■ TO DO
Quote all lines below exactly. Images stay out.

■ RECORDS FOR THIS EXERCISE
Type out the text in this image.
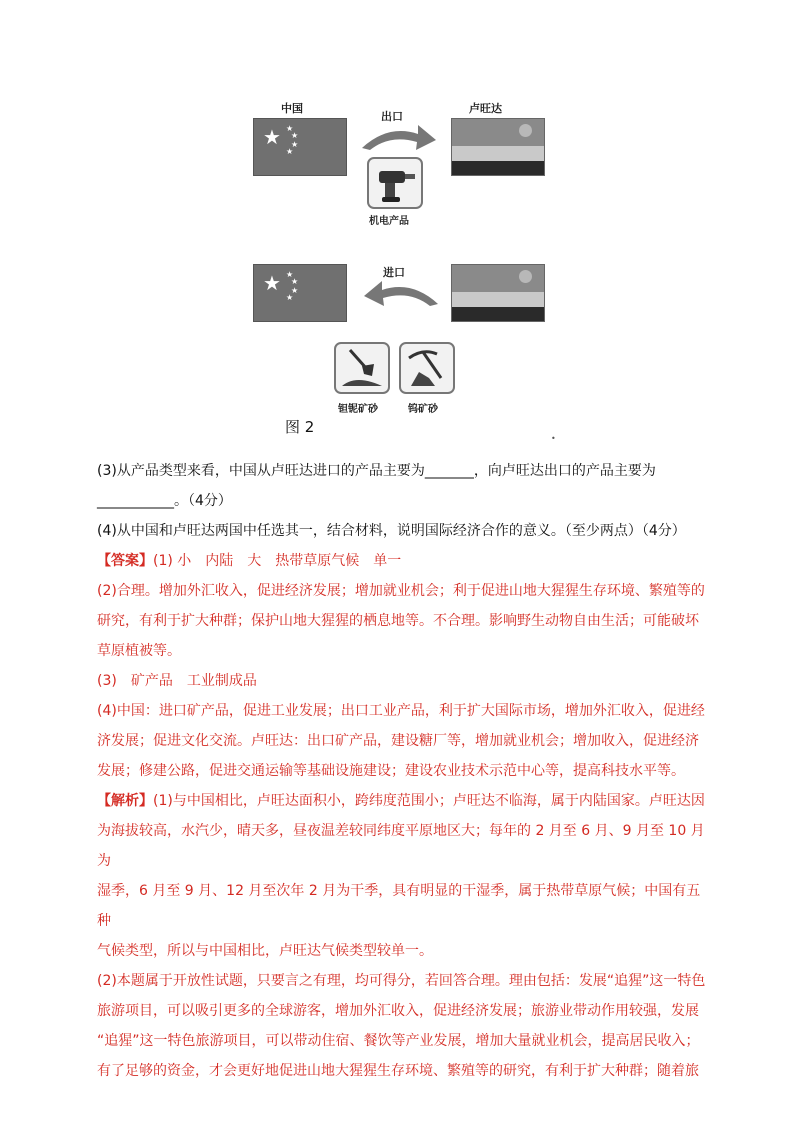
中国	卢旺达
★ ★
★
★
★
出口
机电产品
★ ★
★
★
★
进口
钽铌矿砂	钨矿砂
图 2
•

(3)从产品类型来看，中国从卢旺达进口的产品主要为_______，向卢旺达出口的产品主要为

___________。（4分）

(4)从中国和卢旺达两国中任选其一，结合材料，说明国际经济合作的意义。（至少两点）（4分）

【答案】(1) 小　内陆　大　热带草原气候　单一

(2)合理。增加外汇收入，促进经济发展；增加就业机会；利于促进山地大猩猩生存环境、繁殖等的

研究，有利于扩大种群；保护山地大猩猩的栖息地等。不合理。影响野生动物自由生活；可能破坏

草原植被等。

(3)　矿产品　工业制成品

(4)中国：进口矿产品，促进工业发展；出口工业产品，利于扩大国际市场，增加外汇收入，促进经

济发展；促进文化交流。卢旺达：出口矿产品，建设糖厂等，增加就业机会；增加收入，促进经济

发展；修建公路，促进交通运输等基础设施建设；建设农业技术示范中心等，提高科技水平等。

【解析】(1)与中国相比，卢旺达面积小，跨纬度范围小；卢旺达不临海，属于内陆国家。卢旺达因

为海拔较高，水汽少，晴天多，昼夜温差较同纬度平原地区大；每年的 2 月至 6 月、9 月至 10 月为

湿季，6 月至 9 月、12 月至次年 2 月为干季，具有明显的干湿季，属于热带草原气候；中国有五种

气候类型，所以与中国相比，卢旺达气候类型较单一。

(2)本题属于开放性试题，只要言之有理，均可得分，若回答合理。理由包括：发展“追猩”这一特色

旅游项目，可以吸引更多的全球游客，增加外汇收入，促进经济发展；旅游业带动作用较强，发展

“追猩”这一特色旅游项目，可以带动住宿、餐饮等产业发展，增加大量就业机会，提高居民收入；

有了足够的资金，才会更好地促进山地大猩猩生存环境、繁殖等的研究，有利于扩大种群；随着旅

■ EXPECTED OUTPUT
Type out the text in this image.
中国	卢旺达
★ ★
★
★
★
出口
机电产品
★ ★
★
★
★
进口
钽铌矿砂	钨矿砂
图 2
•

(3)从产品类型来看，中国从卢旺达进口的产品主要为_______，向卢旺达出口的产品主要为

___________。（4分）

(4)从中国和卢旺达两国中任选其一，结合材料，说明国际经济合作的意义。（至少两点）（4分）

【答案】(1) 小　内陆　大　热带草原气候　单一

(2)合理。增加外汇收入，促进经济发展；增加就业机会；利于促进山地大猩猩生存环境、繁殖等的

研究，有利于扩大种群；保护山地大猩猩的栖息地等。不合理。影响野生动物自由生活；可能破坏

草原植被等。

(3)　矿产品　工业制成品

(4)中国：进口矿产品，促进工业发展；出口工业产品，利于扩大国际市场，增加外汇收入，促进经

济发展；促进文化交流。卢旺达：出口矿产品，建设糖厂等，增加就业机会；增加收入，促进经济

发展；修建公路，促进交通运输等基础设施建设；建设农业技术示范中心等，提高科技水平等。

【解析】(1)与中国相比，卢旺达面积小，跨纬度范围小；卢旺达不临海，属于内陆国家。卢旺达因

为海拔较高，水汽少，晴天多，昼夜温差较同纬度平原地区大；每年的 2 月至 6 月、9 月至 10 月为

湿季，6 月至 9 月、12 月至次年 2 月为干季，具有明显的干湿季，属于热带草原气候；中国有五种

气候类型，所以与中国相比，卢旺达气候类型较单一。

(2)本题属于开放性试题，只要言之有理，均可得分，若回答合理。理由包括：发展“追猩”这一特色

旅游项目，可以吸引更多的全球游客，增加外汇收入，促进经济发展；旅游业带动作用较强，发展

“追猩”这一特色旅游项目，可以带动住宿、餐饮等产业发展，增加大量就业机会，提高居民收入；

有了足够的资金，才会更好地促进山地大猩猩生存环境、繁殖等的研究，有利于扩大种群；随着旅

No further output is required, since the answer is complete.